* **提供テキスト**
エコハウス紹介
飯田市ってどんなところ?
長野県の南部、南信州飯田市のエコハウスです。南アルプスと中央アルプスの山々に囲まれて、「暴れ天竜」として知られる天竜川がつくった渓谷の景観にも恵まれる自然豊かなところです。内陸性盆地型気候で冬期の晴天率が高く日照時間が長いため全般的に温暖な気候ですが、寒暖の差が激しく、夏期の暑さ、冬期の冷え込みは厳しい地域です。
市街地で暮らす工夫があふれたエコハウス
飯田市エコハウスは市街中心地のりんご並木に面して建てられました。玄関は街路に向かって大きく開き、昔から人が歩く道「裏界線」とつながる南東角には街角ミニ広場を設け、歩行者が安らぐ空間をつくっています。りんご並木に面した東面には大きな窓があります。家と街をつなぐ窓は、暑い日差しや街の喧噪も入れてしまうので、遮熱格子や断熱障子、植生メッシュなどで周囲の環境に対して「開いて閉じる」ための丁寧な工夫がなされています。
敷地は東面を街路に面して南北27m、東西8m弱と細長く、さらに南側には3階建てのビルが隣接しています。自然エネルギー利用には難しい土地ですが、南棟と北棟に分けそれぞれに異なる性格に仕立てた市街地型エコハウスとして解決しました。日当りの良い北棟は屋根で太陽熱を集め暖房に使います。日陰になる南棟はストーブの熱を循環させて蓄熱します。この建物の特徴は高い断熱気密性能と蓄熱ばかりではありません。夏と冬、昼と夜、在宅時と不在時など、自然エネルギーの利用モードを住まい手が切り替え、住み良い環境を自分でつくり出すライフスタイルの提案です。
広い玄関の小さな坪庭にミストシャワー、お風呂の脇の木のテラス、古井戸利用の浸透桝など小さな工夫がちりばめられています。
準防火市街地での木造の試み
構造は地元の根羽杉をふんだんに使い、渡りアゴ構法で組み上げた軸組です。外壁は準防火地域の規制に対応した防火性能を持ち、杉板、塗壁の仕上げでつくっています。市街地での木造の家の街作りを感じさせてくれます。

* **課題 1**
エコハウスの紹介文をもとに、次の問いに答えてください。
(a) 飯田市は長野県のどの地域にあるか。
(b) 敷地の南北と東西の長さはそれぞれどれだけか。
(c) 構造に使われている地元の木材は何か。
* **課題 2**
エコハウスの紹介文のうち、「敷地は東面を街路に面して南北」から「工夫がちりばめられています。」までの部分をそのまま書き写してください。

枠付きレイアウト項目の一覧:
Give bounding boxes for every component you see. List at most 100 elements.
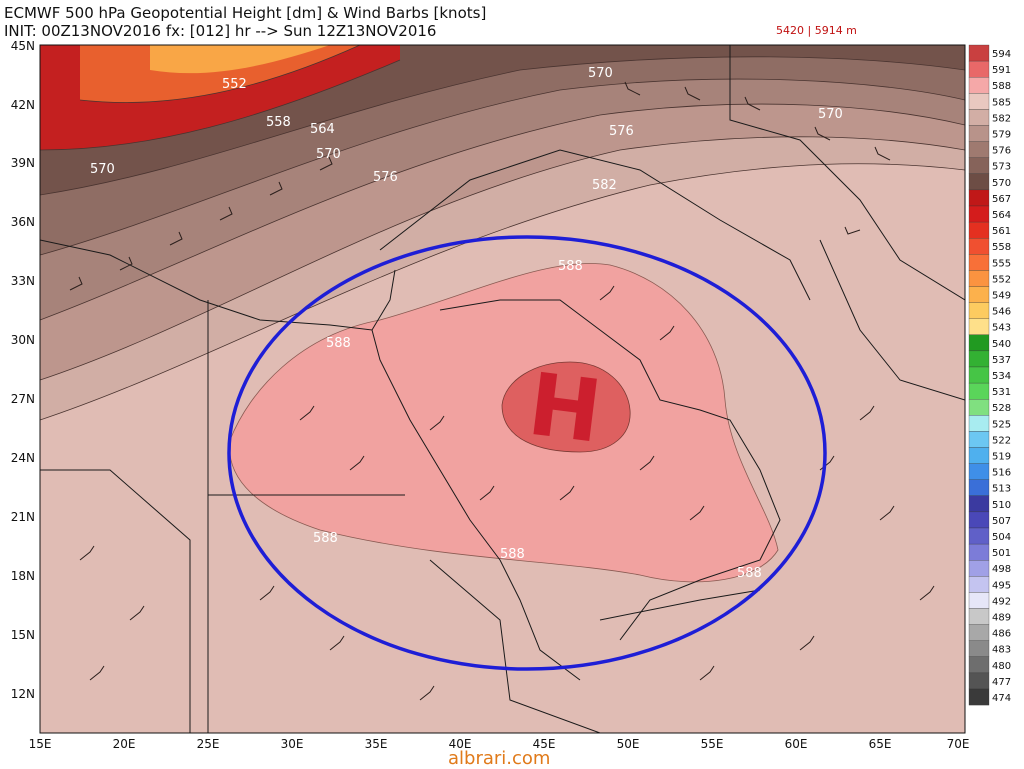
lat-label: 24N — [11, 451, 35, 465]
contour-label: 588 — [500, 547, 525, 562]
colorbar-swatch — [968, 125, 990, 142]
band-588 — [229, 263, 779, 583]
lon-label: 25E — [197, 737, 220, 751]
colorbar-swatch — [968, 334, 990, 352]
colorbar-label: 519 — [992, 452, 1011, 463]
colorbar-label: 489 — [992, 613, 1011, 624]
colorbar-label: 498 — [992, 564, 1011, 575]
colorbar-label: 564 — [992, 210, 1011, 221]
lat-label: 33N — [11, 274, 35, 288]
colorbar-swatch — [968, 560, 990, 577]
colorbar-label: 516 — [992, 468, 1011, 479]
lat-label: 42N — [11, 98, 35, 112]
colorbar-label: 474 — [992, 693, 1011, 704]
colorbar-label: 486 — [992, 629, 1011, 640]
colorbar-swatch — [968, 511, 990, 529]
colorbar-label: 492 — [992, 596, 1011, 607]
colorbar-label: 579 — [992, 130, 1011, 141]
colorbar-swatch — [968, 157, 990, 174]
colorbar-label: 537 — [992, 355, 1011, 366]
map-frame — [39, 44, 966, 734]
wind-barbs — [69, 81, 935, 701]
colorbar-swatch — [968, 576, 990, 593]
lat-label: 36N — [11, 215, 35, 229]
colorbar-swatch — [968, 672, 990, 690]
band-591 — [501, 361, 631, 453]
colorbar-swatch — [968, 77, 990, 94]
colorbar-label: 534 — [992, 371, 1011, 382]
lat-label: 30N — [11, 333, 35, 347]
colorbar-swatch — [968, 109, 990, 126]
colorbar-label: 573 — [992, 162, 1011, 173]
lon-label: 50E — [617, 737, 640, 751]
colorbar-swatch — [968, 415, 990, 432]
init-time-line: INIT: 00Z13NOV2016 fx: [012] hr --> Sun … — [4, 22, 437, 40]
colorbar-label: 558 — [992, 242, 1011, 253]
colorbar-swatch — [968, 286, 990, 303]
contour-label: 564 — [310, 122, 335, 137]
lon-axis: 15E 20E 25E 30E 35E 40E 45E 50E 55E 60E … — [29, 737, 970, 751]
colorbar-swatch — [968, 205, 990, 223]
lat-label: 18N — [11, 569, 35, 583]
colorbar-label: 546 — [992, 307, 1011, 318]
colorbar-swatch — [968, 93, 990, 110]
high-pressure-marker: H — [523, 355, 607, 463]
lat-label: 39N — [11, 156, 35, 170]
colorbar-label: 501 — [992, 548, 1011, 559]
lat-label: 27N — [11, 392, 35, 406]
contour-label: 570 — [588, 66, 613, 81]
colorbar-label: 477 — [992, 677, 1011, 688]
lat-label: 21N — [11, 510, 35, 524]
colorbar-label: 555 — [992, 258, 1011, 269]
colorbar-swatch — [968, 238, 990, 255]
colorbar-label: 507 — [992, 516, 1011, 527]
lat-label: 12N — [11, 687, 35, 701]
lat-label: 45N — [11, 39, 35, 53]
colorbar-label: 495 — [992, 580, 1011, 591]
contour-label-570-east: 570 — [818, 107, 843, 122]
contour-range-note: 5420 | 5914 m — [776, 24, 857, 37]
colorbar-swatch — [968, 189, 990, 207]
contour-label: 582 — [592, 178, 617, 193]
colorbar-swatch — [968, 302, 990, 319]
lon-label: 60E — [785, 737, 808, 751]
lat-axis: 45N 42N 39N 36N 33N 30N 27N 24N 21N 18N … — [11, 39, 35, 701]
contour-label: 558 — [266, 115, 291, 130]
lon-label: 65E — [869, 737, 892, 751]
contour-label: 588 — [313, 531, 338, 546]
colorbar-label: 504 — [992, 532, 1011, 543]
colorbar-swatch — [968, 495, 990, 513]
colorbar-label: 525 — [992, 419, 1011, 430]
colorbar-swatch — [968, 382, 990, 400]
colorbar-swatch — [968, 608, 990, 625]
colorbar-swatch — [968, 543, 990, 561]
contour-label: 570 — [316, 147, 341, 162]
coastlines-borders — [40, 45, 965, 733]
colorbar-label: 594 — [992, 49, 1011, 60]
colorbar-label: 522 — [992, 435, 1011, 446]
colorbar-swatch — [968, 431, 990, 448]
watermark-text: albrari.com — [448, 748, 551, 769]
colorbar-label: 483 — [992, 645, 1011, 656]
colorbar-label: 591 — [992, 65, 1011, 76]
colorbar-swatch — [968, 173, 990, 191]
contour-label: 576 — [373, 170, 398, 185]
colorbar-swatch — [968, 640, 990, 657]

* **正答 1**
(a) 長野県の南部、南信州
(b) 南北27m、東西8m弱
(c) 根羽杉

* **正答 2**
敷地は東面を街路に面して南北27m、東西8m弱と細長く、さらに南側には3階建てのビルが隣接しています。自然エネルギー利用には難しい土地ですが、南棟と北棟に分けそれぞれに異なる性格に仕立てた市街地型エコハウスとして解決しました。日当りの良い北棟は屋根で太陽熱を集め暖房に使います。日陰になる南棟はストーブの熱を循環させて蓄熱します。この建物の特徴は高い断熱気密性能と蓄熱ばかりではありません。夏と冬、昼と夜、在宅時と不在時など、自然エネルギーの利用モードを住まい手が切り替え、住み良い環境を自分でつくり出すライフスタイルの提案です。
広い玄関の小さな坪庭にミストシャワー、お風呂の脇の木のテラス、古井戸利用の浸透桝など小さな工夫がちりばめられています。